**Exercise details:** Look for the string "nascent" in the listing below and copy every line in which it appears.

**The data:**
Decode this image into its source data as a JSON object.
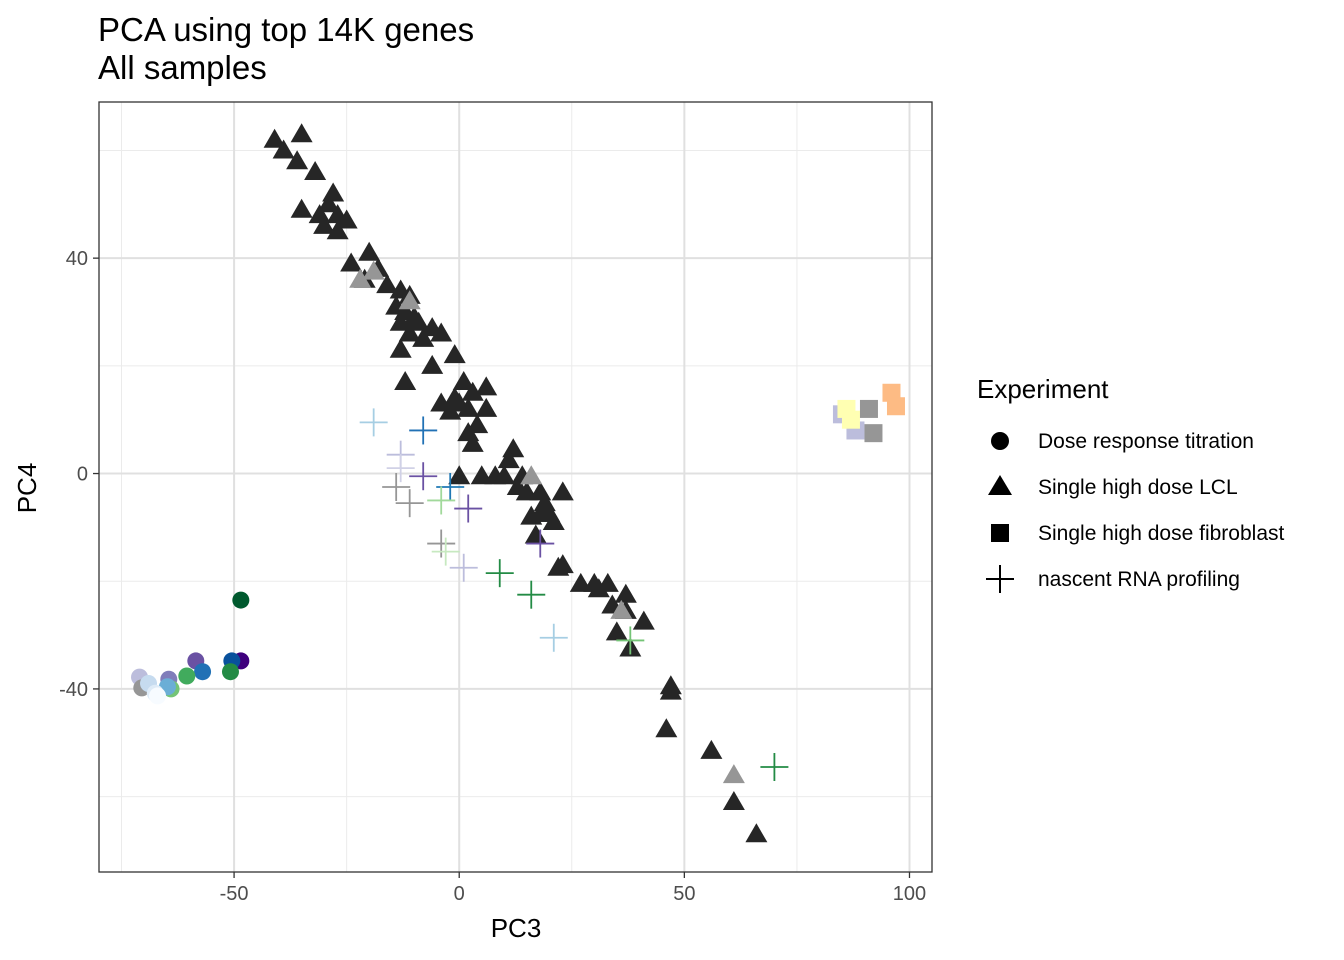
{
  "chart_data": {
    "type": "scatter",
    "title": "PCA using top 14K genes",
    "subtitle": "All samples",
    "xlabel": "PC3",
    "ylabel": "PC4",
    "xlim": [
      -80,
      105
    ],
    "ylim": [
      -74,
      69
    ],
    "x_ticks": [
      -50,
      0,
      50,
      100
    ],
    "y_ticks": [
      -40,
      0,
      40
    ],
    "x_minor": [
      -75,
      -25,
      25,
      75
    ],
    "y_minor": [
      -60,
      -20,
      20,
      60
    ],
    "grid": true,
    "legend": {
      "title": "Experiment",
      "position": "right",
      "entries": [
        {
          "label": "Dose response titration",
          "shape": "circle"
        },
        {
          "label": "Single high dose LCL",
          "shape": "triangle"
        },
        {
          "label": "Single high dose fibroblast",
          "shape": "square"
        },
        {
          "label": "nascent RNA profiling",
          "shape": "plus"
        }
      ]
    },
    "series": [
      {
        "name": "Dose response titration",
        "shape": "circle",
        "points": [
          {
            "x": -48.5,
            "y": -23.5,
            "color": "#00592e"
          },
          {
            "x": -48.5,
            "y": -34.8,
            "color": "#3f007d"
          },
          {
            "x": -50.5,
            "y": -34.8,
            "color": "#08519c"
          },
          {
            "x": -50.8,
            "y": -36.8,
            "color": "#238b45"
          },
          {
            "x": -58.5,
            "y": -34.8,
            "color": "#6a51a3"
          },
          {
            "x": -57.0,
            "y": -36.8,
            "color": "#2171b5"
          },
          {
            "x": -60.5,
            "y": -37.6,
            "color": "#41ab5d"
          },
          {
            "x": -64.5,
            "y": -38.2,
            "color": "#807dba"
          },
          {
            "x": -64.0,
            "y": -40.0,
            "color": "#74c476"
          },
          {
            "x": -64.8,
            "y": -39.6,
            "color": "#6baed6"
          },
          {
            "x": -71.0,
            "y": -37.8,
            "color": "#bcbddc"
          },
          {
            "x": -70.5,
            "y": -39.8,
            "color": "#969696"
          },
          {
            "x": -69.0,
            "y": -39.0,
            "color": "#c6dbef"
          },
          {
            "x": -67.5,
            "y": -40.8,
            "color": "#deebf7"
          },
          {
            "x": -67.0,
            "y": -41.3,
            "color": "#f7fbff"
          }
        ]
      },
      {
        "name": "Single high dose LCL",
        "shape": "triangle",
        "points": [
          {
            "x": -41,
            "y": 62,
            "color": "#262626"
          },
          {
            "x": -35,
            "y": 63,
            "color": "#262626"
          },
          {
            "x": -39,
            "y": 60,
            "color": "#262626"
          },
          {
            "x": -36,
            "y": 58,
            "color": "#262626"
          },
          {
            "x": -32,
            "y": 56,
            "color": "#262626"
          },
          {
            "x": -28,
            "y": 52,
            "color": "#262626"
          },
          {
            "x": -29,
            "y": 50,
            "color": "#262626"
          },
          {
            "x": -35,
            "y": 49,
            "color": "#262626"
          },
          {
            "x": -31,
            "y": 48,
            "color": "#262626"
          },
          {
            "x": -27,
            "y": 48,
            "color": "#262626"
          },
          {
            "x": -25,
            "y": 47,
            "color": "#262626"
          },
          {
            "x": -30,
            "y": 46,
            "color": "#262626"
          },
          {
            "x": -27,
            "y": 45,
            "color": "#262626"
          },
          {
            "x": -20,
            "y": 41,
            "color": "#262626"
          },
          {
            "x": -24,
            "y": 39,
            "color": "#262626"
          },
          {
            "x": -18,
            "y": 38,
            "color": "#262626"
          },
          {
            "x": -21,
            "y": 36,
            "color": "#262626"
          },
          {
            "x": -16,
            "y": 35,
            "color": "#262626"
          },
          {
            "x": -13,
            "y": 34,
            "color": "#262626"
          },
          {
            "x": -11,
            "y": 33,
            "color": "#262626"
          },
          {
            "x": -14,
            "y": 31,
            "color": "#262626"
          },
          {
            "x": -12,
            "y": 30,
            "color": "#262626"
          },
          {
            "x": -10,
            "y": 29,
            "color": "#262626"
          },
          {
            "x": -13,
            "y": 28,
            "color": "#262626"
          },
          {
            "x": -9,
            "y": 28,
            "color": "#262626"
          },
          {
            "x": -6,
            "y": 27,
            "color": "#262626"
          },
          {
            "x": -4,
            "y": 26,
            "color": "#262626"
          },
          {
            "x": -11,
            "y": 26,
            "color": "#262626"
          },
          {
            "x": -8,
            "y": 25,
            "color": "#262626"
          },
          {
            "x": -13,
            "y": 23,
            "color": "#262626"
          },
          {
            "x": -1,
            "y": 22,
            "color": "#262626"
          },
          {
            "x": -6,
            "y": 20,
            "color": "#262626"
          },
          {
            "x": -12,
            "y": 17,
            "color": "#262626"
          },
          {
            "x": 1,
            "y": 17,
            "color": "#262626"
          },
          {
            "x": 6,
            "y": 16,
            "color": "#262626"
          },
          {
            "x": 3,
            "y": 15,
            "color": "#262626"
          },
          {
            "x": -1,
            "y": 14,
            "color": "#262626"
          },
          {
            "x": -4,
            "y": 13,
            "color": "#262626"
          },
          {
            "x": 0,
            "y": 13,
            "color": "#262626"
          },
          {
            "x": 2,
            "y": 12,
            "color": "#262626"
          },
          {
            "x": -2,
            "y": 11.5,
            "color": "#262626"
          },
          {
            "x": 6,
            "y": 12,
            "color": "#262626"
          },
          {
            "x": 4,
            "y": 9,
            "color": "#262626"
          },
          {
            "x": 2,
            "y": 7.5,
            "color": "#262626"
          },
          {
            "x": 3,
            "y": 5.5,
            "color": "#262626"
          },
          {
            "x": 12,
            "y": 4.5,
            "color": "#262626"
          },
          {
            "x": 11,
            "y": 2.5,
            "color": "#262626"
          },
          {
            "x": 0,
            "y": -0.5,
            "color": "#262626"
          },
          {
            "x": 5,
            "y": -0.5,
            "color": "#262626"
          },
          {
            "x": 8,
            "y": -0.5,
            "color": "#262626"
          },
          {
            "x": 10,
            "y": -0.5,
            "color": "#262626"
          },
          {
            "x": 14,
            "y": -0.5,
            "color": "#262626"
          },
          {
            "x": 13,
            "y": -2.5,
            "color": "#262626"
          },
          {
            "x": 15,
            "y": -3.5,
            "color": "#262626"
          },
          {
            "x": 18,
            "y": -3.5,
            "color": "#262626"
          },
          {
            "x": 23,
            "y": -3.5,
            "color": "#262626"
          },
          {
            "x": 19,
            "y": -5.5,
            "color": "#262626"
          },
          {
            "x": 18,
            "y": -7.5,
            "color": "#262626"
          },
          {
            "x": 20,
            "y": -7.5,
            "color": "#262626"
          },
          {
            "x": 16,
            "y": -8,
            "color": "#262626"
          },
          {
            "x": 21,
            "y": -9,
            "color": "#262626"
          },
          {
            "x": 17,
            "y": -11.5,
            "color": "#262626"
          },
          {
            "x": 23,
            "y": -17,
            "color": "#262626"
          },
          {
            "x": 22,
            "y": -17.5,
            "color": "#262626"
          },
          {
            "x": 27,
            "y": -20.5,
            "color": "#262626"
          },
          {
            "x": 30,
            "y": -20.5,
            "color": "#262626"
          },
          {
            "x": 33,
            "y": -20.5,
            "color": "#262626"
          },
          {
            "x": 31,
            "y": -21.5,
            "color": "#262626"
          },
          {
            "x": 37,
            "y": -22.5,
            "color": "#262626"
          },
          {
            "x": 34,
            "y": -24.5,
            "color": "#262626"
          },
          {
            "x": 37,
            "y": -25.5,
            "color": "#262626"
          },
          {
            "x": 41,
            "y": -27.5,
            "color": "#262626"
          },
          {
            "x": 35,
            "y": -29.5,
            "color": "#262626"
          },
          {
            "x": 38,
            "y": -32.5,
            "color": "#262626"
          },
          {
            "x": 47,
            "y": -39.5,
            "color": "#262626"
          },
          {
            "x": 47,
            "y": -40.5,
            "color": "#262626"
          },
          {
            "x": 46,
            "y": -47.5,
            "color": "#262626"
          },
          {
            "x": 56,
            "y": -51.5,
            "color": "#262626"
          },
          {
            "x": 61,
            "y": -61,
            "color": "#262626"
          },
          {
            "x": 66,
            "y": -67,
            "color": "#262626"
          },
          {
            "x": -22,
            "y": 36,
            "color": "#969696"
          },
          {
            "x": -19,
            "y": 37.5,
            "color": "#969696"
          },
          {
            "x": -11,
            "y": 32,
            "color": "#969696"
          },
          {
            "x": 16,
            "y": -0.5,
            "color": "#969696"
          },
          {
            "x": 36,
            "y": -25.5,
            "color": "#969696"
          },
          {
            "x": 61,
            "y": -56,
            "color": "#969696"
          }
        ]
      },
      {
        "name": "Single high dose fibroblast",
        "shape": "square",
        "points": [
          {
            "x": 85,
            "y": 11,
            "color": "#bcbddc"
          },
          {
            "x": 88,
            "y": 8,
            "color": "#bcbddc"
          },
          {
            "x": 86,
            "y": 12,
            "color": "#ffffb2"
          },
          {
            "x": 87,
            "y": 10,
            "color": "#ffffb2"
          },
          {
            "x": 91,
            "y": 12,
            "color": "#969696"
          },
          {
            "x": 92,
            "y": 7.5,
            "color": "#969696"
          },
          {
            "x": 96,
            "y": 15,
            "color": "#fdbb84"
          },
          {
            "x": 97,
            "y": 12.5,
            "color": "#fdbb84"
          }
        ]
      },
      {
        "name": "nascent RNA profiling",
        "shape": "plus",
        "points": [
          {
            "x": -19,
            "y": 9.5,
            "color": "#a6cee3"
          },
          {
            "x": -8,
            "y": 8,
            "color": "#2171b5"
          },
          {
            "x": -13,
            "y": 3.5,
            "color": "#bcbddc"
          },
          {
            "x": -13,
            "y": 1,
            "color": "#d0d1e6"
          },
          {
            "x": -8,
            "y": -0.5,
            "color": "#6a51a3"
          },
          {
            "x": -14,
            "y": -2.5,
            "color": "#969696"
          },
          {
            "x": -11,
            "y": -5.5,
            "color": "#969696"
          },
          {
            "x": -2,
            "y": -2.5,
            "color": "#1f78b4"
          },
          {
            "x": -4,
            "y": -5,
            "color": "#a1d99b"
          },
          {
            "x": 2,
            "y": -6.5,
            "color": "#6a51a3"
          },
          {
            "x": -4,
            "y": -13,
            "color": "#969696"
          },
          {
            "x": -3,
            "y": -14.5,
            "color": "#c7e9c0"
          },
          {
            "x": 1,
            "y": -17.5,
            "color": "#bcbddc"
          },
          {
            "x": 9,
            "y": -18.5,
            "color": "#238b45"
          },
          {
            "x": 16,
            "y": -22.5,
            "color": "#238b45"
          },
          {
            "x": 18,
            "y": -13,
            "color": "#6a51a3"
          },
          {
            "x": 21,
            "y": -30.5,
            "color": "#a6cee3"
          },
          {
            "x": 38,
            "y": -31,
            "color": "#74c476"
          },
          {
            "x": 70,
            "y": -54.5,
            "color": "#238b45"
          }
        ]
      }
    ]
  }
}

**Exercise response:**
          "label": "nascent RNA profiling",
        "name": "nascent RNA profiling",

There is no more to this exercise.